Gather up the lines with the word "What" in them.

# DATASET:
══════
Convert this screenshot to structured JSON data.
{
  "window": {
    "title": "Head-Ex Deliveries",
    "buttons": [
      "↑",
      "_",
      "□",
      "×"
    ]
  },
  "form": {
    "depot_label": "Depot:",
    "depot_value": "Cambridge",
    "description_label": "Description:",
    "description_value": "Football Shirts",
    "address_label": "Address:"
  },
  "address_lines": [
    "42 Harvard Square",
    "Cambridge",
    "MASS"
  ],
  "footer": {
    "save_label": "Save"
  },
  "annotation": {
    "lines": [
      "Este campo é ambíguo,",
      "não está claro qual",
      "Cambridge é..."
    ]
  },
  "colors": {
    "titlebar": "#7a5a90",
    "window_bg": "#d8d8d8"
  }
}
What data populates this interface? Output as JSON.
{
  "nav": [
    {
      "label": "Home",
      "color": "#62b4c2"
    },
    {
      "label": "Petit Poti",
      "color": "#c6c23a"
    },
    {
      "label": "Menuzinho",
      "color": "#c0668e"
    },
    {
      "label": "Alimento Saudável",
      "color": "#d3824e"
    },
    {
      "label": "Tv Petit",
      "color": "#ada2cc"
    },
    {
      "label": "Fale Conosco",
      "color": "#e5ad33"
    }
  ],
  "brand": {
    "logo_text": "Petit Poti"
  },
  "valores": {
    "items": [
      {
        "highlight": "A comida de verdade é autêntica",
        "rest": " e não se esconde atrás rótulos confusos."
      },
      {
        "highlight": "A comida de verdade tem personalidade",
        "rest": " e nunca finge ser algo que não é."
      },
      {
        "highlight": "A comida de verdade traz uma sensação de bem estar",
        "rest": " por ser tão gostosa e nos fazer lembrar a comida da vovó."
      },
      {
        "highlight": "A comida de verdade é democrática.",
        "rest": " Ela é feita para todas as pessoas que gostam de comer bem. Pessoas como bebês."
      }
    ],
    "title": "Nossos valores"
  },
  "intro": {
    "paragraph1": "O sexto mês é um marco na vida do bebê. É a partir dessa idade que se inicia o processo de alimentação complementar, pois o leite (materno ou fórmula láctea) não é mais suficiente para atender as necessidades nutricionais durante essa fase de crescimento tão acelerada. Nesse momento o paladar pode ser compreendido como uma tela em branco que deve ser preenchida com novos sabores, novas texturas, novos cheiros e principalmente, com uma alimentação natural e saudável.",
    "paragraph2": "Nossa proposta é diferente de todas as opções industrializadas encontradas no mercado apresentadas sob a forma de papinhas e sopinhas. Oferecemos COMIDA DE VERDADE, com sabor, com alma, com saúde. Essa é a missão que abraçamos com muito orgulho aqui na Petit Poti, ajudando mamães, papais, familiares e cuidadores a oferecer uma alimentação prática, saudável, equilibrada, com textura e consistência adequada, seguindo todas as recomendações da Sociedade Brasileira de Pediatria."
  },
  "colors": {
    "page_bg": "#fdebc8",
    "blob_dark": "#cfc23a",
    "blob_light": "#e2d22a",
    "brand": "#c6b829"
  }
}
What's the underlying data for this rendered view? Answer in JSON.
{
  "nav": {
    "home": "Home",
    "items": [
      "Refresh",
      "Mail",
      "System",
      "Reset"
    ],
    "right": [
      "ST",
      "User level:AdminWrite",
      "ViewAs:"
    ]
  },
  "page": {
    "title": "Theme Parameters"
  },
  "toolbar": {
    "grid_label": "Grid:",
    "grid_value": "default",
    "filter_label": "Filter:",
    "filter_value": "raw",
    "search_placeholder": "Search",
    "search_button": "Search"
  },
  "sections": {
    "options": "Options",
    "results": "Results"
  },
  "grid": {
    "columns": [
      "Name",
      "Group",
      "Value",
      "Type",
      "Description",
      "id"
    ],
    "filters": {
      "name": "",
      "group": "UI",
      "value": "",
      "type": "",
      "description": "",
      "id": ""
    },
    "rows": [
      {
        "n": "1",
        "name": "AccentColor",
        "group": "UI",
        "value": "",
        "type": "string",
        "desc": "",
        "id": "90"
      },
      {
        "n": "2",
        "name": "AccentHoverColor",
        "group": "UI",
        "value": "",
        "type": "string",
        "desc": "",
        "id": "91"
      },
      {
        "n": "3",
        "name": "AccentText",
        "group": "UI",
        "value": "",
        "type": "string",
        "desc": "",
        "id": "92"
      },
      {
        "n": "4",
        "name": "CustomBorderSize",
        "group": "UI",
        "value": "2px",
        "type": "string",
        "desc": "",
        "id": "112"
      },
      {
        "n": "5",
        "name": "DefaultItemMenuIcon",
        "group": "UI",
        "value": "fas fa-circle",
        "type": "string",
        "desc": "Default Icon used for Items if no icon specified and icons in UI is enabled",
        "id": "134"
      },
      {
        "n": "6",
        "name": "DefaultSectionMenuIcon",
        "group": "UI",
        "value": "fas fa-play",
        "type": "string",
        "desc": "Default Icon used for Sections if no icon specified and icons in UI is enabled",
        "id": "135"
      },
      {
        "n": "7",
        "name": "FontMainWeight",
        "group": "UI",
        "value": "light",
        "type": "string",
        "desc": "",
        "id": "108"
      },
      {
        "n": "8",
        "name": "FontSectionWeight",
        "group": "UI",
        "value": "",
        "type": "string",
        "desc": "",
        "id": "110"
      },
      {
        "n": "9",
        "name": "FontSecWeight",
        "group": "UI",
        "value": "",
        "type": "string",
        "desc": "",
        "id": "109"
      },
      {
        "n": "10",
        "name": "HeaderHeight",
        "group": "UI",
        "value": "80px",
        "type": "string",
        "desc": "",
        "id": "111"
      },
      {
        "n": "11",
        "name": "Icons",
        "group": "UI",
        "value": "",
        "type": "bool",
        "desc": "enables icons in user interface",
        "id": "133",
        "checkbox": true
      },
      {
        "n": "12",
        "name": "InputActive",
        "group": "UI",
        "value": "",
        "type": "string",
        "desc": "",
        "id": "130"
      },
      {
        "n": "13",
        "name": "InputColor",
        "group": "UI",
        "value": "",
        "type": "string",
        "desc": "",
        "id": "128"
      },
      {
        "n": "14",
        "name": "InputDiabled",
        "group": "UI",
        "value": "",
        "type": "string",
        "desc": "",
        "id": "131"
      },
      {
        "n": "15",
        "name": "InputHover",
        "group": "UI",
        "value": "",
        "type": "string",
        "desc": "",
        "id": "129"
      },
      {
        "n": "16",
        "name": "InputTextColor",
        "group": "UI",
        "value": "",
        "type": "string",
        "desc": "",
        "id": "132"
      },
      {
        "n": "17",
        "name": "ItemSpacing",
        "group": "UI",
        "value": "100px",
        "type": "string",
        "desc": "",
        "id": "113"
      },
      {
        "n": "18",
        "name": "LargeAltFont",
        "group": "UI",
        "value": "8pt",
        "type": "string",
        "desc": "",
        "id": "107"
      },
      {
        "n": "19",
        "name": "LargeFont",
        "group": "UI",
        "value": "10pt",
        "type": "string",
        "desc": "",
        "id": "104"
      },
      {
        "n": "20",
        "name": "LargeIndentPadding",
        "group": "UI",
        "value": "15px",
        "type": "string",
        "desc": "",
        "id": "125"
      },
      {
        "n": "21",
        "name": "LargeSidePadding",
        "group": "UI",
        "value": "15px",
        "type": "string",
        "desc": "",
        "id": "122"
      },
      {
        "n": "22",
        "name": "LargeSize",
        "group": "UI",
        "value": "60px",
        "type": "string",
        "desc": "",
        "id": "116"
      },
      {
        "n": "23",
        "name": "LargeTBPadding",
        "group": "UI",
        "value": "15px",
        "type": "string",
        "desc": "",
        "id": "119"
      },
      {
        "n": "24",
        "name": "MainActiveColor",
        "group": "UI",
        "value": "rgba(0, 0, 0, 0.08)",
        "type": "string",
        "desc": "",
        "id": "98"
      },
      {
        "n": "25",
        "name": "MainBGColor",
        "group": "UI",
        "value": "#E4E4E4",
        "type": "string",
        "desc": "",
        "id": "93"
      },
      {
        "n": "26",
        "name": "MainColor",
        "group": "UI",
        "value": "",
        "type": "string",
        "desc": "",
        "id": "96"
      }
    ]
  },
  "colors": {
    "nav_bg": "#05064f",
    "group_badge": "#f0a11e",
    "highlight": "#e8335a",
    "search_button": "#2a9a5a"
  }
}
══════
# COMPLETE OUTPUT:
What data populates this interface? Output as JSON.
What's the underlying data for this rendered view? Answer in JSON.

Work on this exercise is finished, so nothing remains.